## [GIVEN REQUEST]
Place every line of the listing into a JSON list of strings, with one string per line and no blank lines.

----- RECORDED DATA

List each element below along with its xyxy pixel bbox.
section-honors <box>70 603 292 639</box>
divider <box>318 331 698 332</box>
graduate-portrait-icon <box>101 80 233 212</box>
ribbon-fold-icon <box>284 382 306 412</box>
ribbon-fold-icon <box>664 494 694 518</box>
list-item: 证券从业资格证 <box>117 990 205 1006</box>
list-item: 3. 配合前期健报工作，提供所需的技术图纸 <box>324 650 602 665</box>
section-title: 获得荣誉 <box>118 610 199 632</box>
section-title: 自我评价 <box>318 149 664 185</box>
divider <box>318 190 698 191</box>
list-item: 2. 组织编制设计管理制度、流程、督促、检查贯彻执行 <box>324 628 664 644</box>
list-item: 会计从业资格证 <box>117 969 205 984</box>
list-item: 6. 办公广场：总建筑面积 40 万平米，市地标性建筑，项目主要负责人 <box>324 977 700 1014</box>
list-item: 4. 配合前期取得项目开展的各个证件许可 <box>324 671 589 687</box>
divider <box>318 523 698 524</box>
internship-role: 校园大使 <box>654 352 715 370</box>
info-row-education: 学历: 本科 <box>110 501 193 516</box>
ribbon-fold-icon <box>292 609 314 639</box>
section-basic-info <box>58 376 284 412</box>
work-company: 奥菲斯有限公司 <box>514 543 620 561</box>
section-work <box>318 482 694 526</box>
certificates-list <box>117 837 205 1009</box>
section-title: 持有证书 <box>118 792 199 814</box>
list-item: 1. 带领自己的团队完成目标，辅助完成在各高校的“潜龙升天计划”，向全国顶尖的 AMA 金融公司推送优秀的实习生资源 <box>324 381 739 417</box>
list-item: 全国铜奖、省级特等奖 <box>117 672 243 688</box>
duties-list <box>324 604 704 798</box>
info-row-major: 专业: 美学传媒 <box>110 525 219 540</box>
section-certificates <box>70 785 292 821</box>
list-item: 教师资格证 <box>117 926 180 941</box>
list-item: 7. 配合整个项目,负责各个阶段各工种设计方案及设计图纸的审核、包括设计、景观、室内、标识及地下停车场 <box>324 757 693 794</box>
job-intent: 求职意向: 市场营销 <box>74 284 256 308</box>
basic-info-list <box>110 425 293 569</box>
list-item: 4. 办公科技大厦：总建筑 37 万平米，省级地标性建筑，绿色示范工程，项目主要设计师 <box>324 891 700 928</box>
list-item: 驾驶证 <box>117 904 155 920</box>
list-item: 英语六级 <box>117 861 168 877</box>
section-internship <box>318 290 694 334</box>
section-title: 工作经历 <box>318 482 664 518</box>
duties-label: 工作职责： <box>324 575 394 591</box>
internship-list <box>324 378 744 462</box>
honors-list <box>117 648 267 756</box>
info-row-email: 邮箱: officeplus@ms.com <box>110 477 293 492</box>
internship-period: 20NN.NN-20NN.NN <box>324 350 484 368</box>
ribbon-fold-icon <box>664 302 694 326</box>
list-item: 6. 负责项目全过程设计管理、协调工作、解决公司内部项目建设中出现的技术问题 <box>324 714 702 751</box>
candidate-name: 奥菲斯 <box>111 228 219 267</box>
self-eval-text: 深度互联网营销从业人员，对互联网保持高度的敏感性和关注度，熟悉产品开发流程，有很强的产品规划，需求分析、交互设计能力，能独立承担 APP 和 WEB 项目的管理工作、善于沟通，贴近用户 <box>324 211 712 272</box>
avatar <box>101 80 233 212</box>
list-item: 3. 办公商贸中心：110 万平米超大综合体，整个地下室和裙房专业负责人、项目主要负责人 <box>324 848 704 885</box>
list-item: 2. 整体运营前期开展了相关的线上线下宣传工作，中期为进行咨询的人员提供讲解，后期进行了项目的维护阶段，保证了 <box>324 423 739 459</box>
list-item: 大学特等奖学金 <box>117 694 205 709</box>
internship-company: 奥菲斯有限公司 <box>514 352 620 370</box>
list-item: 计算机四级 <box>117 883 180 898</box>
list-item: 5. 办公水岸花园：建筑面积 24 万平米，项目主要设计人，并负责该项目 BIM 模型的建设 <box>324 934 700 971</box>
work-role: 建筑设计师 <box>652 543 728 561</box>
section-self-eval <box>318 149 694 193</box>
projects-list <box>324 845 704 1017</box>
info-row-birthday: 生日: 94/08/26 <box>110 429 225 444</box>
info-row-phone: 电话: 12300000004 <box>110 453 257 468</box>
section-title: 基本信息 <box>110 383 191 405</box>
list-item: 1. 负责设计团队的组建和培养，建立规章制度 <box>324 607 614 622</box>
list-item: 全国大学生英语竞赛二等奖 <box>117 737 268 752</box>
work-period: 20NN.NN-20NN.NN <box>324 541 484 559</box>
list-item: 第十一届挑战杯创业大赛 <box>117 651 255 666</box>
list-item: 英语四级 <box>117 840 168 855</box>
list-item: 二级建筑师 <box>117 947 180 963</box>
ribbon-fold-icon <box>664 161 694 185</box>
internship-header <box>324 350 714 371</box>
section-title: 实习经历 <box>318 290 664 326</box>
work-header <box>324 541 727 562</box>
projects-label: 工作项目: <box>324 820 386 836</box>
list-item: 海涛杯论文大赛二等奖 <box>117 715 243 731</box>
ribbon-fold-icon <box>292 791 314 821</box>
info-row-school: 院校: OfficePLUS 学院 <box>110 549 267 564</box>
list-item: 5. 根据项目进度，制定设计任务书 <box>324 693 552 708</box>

----------

## [TASK OUTPUT]
[
  "List each element below along with its xyxy pixel bbox.",
  "section-honors <box>70 603 292 639</box>",
  "divider <box>318 331 698 332</box>",
  "graduate-portrait-icon <box>101 80 233 212</box>",
  "ribbon-fold-icon <box>284 382 306 412</box>",
  "ribbon-fold-icon <box>664 494 694 518</box>",
  "list-item: 证券从业资格证 <box>117 990 205 1006</box>",
  "list-item: 3. 配合前期健报工作，提供所需的技术图纸 <box>324 650 602 665</box>",
  "section-title: 获得荣誉 <box>118 610 199 632</box>",
  "section-title: 自我评价 <box>318 149 664 185</box>",
  "divider <box>318 190 698 191</box>",
  "list-item: 2. 组织编制设计管理制度、流程、督促、检查贯彻执行 <box>324 628 664 644</box>",
  "list-item: 会计从业资格证 <box>117 969 205 984</box>",
  "list-item: 6. 办公广场：总建筑面积 40 万平米，市地标性建筑，项目主要负责人 <box>324 977 700 1014</box>",
  "list-item: 4. 配合前期取得项目开展的各个证件许可 <box>324 671 589 687</box>",
  "divider <box>318 523 698 524</box>",
  "internship-role: 校园大使 <box>654 352 715 370</box>",
  "info-row-education: 学历: 本科 <box>110 501 193 516</box>",
  "ribbon-fold-icon <box>292 609 314 639</box>",
  "section-basic-info <box>58 376 284 412</box>",
  "work-company: 奥菲斯有限公司 <box>514 543 620 561</box>",
  "section-work <box>318 482 694 526</box>",
  "certificates-list <box>117 837 205 1009</box>",
  "section-title: 持有证书 <box>118 792 199 814</box>",
  "list-item: 1. 带领自己的团队完成目标，辅助完成在各高校的“潜龙升天计划”，向全国顶尖的 AMA 金融公司推送优秀的实习生资源 <box>324 381 739 417</box>",
  "list-item: 全国铜奖、省级特等奖 <box>117 672 243 688</box>",
  "duties-list <box>324 604 704 798</box>",
  "info-row-major: 专业: 美学传媒 <box>110 525 219 540</box>",
  "section-certificates <box>70 785 292 821</box>",
  "list-item: 教师资格证 <box>117 926 180 941</box>",
  "list-item: 7. 配合整个项目,负责各个阶段各工种设计方案及设计图纸的审核、包括设计、景观、室内、标识及地下停车场 <box>324 757 693 794</box>",
  "job-intent: 求职意向: 市场营销 <box>74 284 256 308</box>",
  "basic-info-list <box>110 425 293 569</box>",
  "list-item: 4. 办公科技大厦：总建筑 37 万平米，省级地标性建筑，绿色示范工程，项目主要设计师 <box>324 891 700 928</box>",
  "list-item: 驾驶证 <box>117 904 155 920</box>",
  "list-item: 英语六级 <box>117 861 168 877</box>",
  "section-internship <box>318 290 694 334</box>",
  "section-title: 工作经历 <box>318 482 664 518</box>",
  "duties-label: 工作职责： <box>324 575 394 591</box>",
  "internship-list <box>324 378 744 462</box>",
  "honors-list <box>117 648 267 756</box>",
  "info-row-email: 邮箱: officeplus@ms.com <box>110 477 293 492</box>",
  "internship-period: 20NN.NN-20NN.NN <box>324 350 484 368</box>",
  "ribbon-fold-icon <box>664 302 694 326</box>",
  "list-item: 6. 负责项目全过程设计管理、协调工作、解决公司内部项目建设中出现的技术问题 <box>324 714 702 751</box>",
  "candidate-name: 奥菲斯 <box>111 228 219 267</box>",
  "self-eval-text: 深度互联网营销从业人员，对互联网保持高度的敏感性和关注度，熟悉产品开发流程，有很强的产品规划，需求分析、交互设计能力，能独立承担 APP 和 WEB 项目的管理工作、善于沟通，贴近用户 <box>324 211 712 272</box>",
  "avatar <box>101 80 233 212</box>",
  "list-item: 3. 办公商贸中心：110 万平米超大综合体，整个地下室和裙房专业负责人、项目主要负责人 <box>324 848 704 885</box>",
  "list-item: 2. 整体运营前期开展了相关的线上线下宣传工作，中期为进行咨询的人员提供讲解，后期进行了项目的维护阶段，保证了 <box>324 423 739 459</box>",
  "list-item: 大学特等奖学金 <box>117 694 205 709</box>",
  "internship-company: 奥菲斯有限公司 <box>514 352 620 370</box>",
  "list-item: 计算机四级 <box>117 883 180 898</box>",
  "list-item: 5. 办公水岸花园：建筑面积 24 万平米，项目主要设计人，并负责该项目 BIM 模型的建设 <box>324 934 700 971</box>",
  "work-role: 建筑设计师 <box>652 543 728 561</box>",
  "section-self-eval <box>318 149 694 193</box>",
  "projects-list <box>324 845 704 1017</box>",
  "info-row-birthday: 生日: 94/08/26 <box>110 429 225 444</box>",
  "info-row-phone: 电话: 12300000004 <box>110 453 257 468</box>",
  "section-title: 基本信息 <box>110 383 191 405</box>",
  "list-item: 1. 负责设计团队的组建和培养，建立规章制度 <box>324 607 614 622</box>",
  "list-item: 全国大学生英语竞赛二等奖 <box>117 737 268 752</box>",
  "work-period: 20NN.NN-20NN.NN <box>324 541 484 559</box>",
  "list-item: 第十一届挑战杯创业大赛 <box>117 651 255 666</box>",
  "list-item: 英语四级 <box>117 840 168 855</box>",
  "list-item: 二级建筑师 <box>117 947 180 963</box>",
  "ribbon-fold-icon <box>664 161 694 185</box>",
  "internship-header <box>324 350 714 371</box>",
  "section-title: 实习经历 <box>318 290 664 326</box>",
  "work-header <box>324 541 727 562</box>",
  "projects-label: 工作项目: <box>324 820 386 836</box>",
  "list-item: 海涛杯论文大赛二等奖 <box>117 715 243 731</box>",
  "ribbon-fold-icon <box>292 791 314 821</box>",
  "info-row-school: 院校: OfficePLUS 学院 <box>110 549 267 564</box>",
  "list-item: 5. 根据项目进度，制定设计任务书 <box>324 693 552 708</box>"
]